■ **TASK DIRECTIONS**: Track down each line that has the word "adjust" and copy it.

■ **GIVEN RECORDS**:
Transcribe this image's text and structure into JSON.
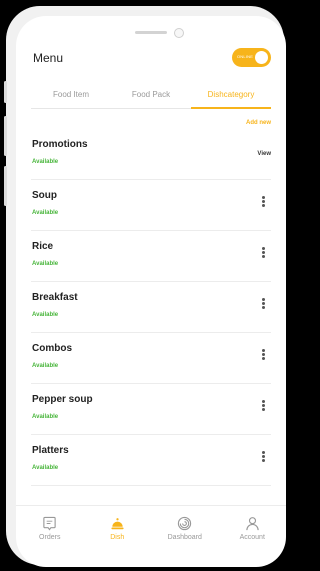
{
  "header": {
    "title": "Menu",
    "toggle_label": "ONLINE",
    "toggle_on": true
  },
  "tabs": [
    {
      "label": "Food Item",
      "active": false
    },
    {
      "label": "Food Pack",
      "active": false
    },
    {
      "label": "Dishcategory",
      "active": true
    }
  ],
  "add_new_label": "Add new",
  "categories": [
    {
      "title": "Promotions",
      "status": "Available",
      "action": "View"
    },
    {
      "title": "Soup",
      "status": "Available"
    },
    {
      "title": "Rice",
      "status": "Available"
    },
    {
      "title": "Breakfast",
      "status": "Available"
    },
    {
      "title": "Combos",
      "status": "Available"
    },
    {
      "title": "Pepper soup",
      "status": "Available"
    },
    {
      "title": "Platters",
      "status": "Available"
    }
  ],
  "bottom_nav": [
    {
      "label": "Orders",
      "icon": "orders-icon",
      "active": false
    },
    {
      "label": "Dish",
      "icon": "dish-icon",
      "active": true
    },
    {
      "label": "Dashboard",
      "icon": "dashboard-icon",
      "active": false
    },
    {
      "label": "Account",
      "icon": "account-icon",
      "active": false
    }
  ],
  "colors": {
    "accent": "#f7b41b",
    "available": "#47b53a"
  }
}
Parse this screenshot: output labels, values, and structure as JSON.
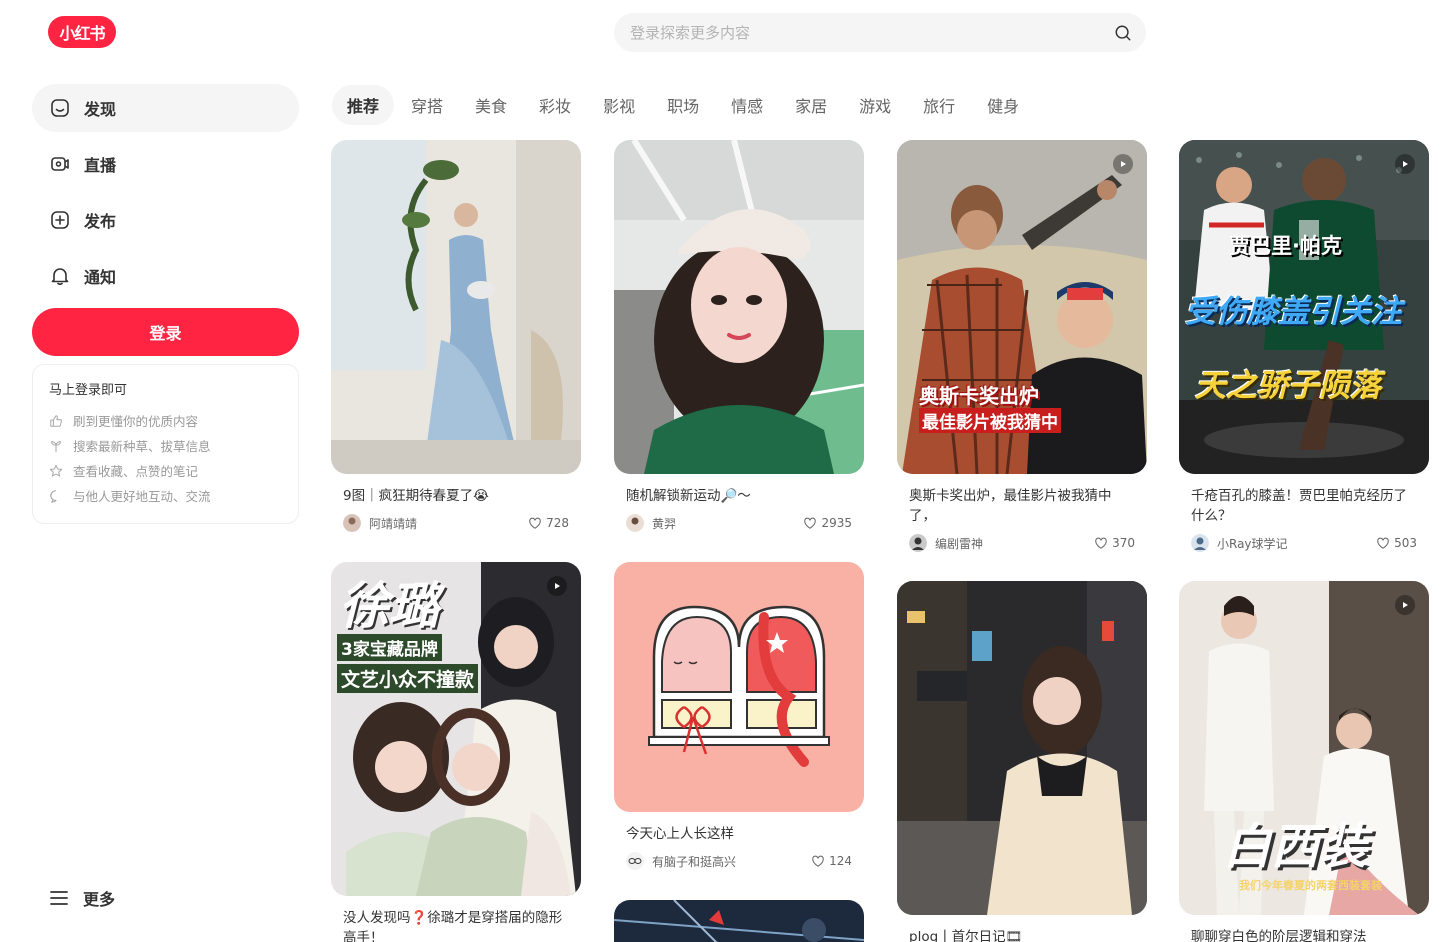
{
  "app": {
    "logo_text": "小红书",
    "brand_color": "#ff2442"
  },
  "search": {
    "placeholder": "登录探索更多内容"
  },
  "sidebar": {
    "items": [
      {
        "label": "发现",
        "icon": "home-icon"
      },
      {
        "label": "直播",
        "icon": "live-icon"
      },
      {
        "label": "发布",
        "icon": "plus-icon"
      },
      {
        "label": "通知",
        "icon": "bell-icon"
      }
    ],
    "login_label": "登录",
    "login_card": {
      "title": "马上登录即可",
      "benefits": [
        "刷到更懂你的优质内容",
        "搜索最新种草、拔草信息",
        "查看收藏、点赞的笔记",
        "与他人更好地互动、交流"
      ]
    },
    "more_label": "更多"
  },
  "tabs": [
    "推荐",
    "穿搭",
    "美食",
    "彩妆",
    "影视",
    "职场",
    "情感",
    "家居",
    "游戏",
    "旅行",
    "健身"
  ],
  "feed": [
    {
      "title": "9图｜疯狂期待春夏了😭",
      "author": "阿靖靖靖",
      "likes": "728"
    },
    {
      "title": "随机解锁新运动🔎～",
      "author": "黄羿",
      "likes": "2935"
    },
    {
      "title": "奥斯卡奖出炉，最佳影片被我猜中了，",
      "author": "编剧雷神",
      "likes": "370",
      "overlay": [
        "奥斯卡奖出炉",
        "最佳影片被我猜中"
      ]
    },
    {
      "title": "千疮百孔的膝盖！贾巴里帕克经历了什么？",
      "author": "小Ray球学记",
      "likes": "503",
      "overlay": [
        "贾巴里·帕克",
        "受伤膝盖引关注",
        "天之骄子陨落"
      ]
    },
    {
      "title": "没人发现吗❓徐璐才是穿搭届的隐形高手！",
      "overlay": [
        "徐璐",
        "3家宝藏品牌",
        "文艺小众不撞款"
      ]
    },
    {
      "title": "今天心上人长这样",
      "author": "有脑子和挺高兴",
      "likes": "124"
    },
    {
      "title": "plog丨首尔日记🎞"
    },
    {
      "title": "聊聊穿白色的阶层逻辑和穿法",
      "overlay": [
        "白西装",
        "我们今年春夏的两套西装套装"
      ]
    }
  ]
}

--

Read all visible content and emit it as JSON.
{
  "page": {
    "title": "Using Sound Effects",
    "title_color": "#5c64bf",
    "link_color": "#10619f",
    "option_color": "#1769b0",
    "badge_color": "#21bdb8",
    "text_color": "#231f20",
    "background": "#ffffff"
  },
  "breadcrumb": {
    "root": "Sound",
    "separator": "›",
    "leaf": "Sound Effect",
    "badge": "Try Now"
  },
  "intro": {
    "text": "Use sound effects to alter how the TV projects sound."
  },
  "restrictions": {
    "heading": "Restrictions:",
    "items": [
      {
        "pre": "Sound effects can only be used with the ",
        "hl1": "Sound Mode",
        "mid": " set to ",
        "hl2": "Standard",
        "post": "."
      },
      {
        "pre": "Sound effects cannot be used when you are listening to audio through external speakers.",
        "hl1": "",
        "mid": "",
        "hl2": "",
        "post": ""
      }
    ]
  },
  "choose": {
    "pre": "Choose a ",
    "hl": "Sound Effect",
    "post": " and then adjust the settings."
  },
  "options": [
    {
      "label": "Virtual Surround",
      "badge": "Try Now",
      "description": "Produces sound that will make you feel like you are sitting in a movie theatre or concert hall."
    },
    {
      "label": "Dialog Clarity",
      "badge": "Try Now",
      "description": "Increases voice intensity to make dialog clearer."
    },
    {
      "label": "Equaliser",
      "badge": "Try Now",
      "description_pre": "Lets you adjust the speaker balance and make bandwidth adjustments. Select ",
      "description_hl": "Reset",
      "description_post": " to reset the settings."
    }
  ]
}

* * *

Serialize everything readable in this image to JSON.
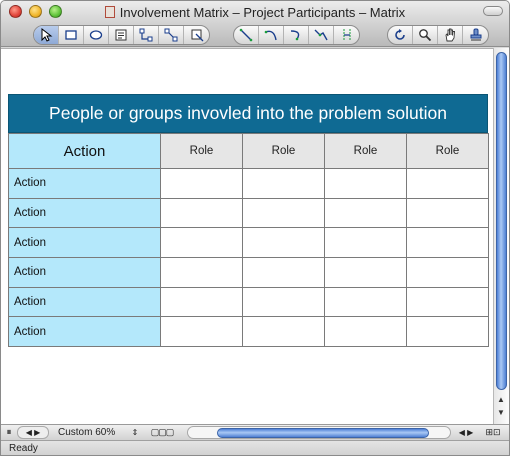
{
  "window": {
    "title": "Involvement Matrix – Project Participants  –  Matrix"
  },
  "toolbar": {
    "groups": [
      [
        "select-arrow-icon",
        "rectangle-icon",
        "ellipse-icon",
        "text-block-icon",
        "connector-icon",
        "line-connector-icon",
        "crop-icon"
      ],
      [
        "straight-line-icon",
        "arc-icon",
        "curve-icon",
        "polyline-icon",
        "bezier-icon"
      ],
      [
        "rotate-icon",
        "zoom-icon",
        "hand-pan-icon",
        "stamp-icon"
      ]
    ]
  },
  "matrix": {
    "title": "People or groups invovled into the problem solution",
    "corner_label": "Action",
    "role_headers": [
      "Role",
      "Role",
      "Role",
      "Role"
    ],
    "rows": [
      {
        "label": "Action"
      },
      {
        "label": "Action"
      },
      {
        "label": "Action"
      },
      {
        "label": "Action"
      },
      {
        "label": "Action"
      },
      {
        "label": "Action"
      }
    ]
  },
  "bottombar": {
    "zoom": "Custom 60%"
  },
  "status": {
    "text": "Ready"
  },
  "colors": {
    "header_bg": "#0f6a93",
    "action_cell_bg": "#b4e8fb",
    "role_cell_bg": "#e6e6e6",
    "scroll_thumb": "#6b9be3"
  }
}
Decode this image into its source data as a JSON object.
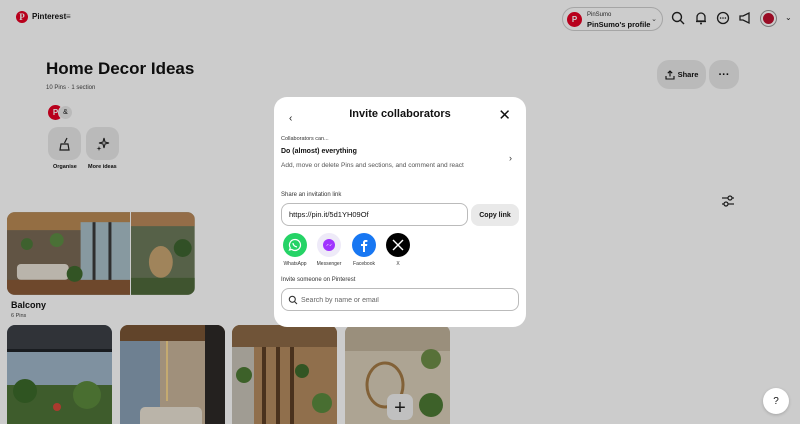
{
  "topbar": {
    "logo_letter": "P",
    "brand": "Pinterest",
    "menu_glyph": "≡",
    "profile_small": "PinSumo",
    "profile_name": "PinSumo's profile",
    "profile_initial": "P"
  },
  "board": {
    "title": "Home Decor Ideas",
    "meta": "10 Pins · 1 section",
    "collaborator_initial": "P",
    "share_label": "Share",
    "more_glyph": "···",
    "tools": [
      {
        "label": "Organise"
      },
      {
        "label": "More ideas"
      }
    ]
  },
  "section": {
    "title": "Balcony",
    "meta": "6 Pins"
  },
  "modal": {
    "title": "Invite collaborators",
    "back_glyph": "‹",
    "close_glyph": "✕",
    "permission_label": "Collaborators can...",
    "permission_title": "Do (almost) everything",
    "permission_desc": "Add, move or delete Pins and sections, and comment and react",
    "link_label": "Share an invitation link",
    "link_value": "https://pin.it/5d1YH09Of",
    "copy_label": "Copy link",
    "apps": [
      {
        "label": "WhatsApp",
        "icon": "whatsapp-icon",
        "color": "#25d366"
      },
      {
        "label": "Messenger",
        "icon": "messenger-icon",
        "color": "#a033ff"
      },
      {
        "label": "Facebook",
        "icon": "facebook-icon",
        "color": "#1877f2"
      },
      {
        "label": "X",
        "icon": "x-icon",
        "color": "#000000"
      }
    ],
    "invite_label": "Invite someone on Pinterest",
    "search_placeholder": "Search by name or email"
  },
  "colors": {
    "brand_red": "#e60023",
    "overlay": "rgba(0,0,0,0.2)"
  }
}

■ **RESULT OF THIS EXERCISE**:
    "post": " and then adjust the settings."
      "description_pre": "Lets you adjust the speaker balance and make bandwidth adjustments. Select ",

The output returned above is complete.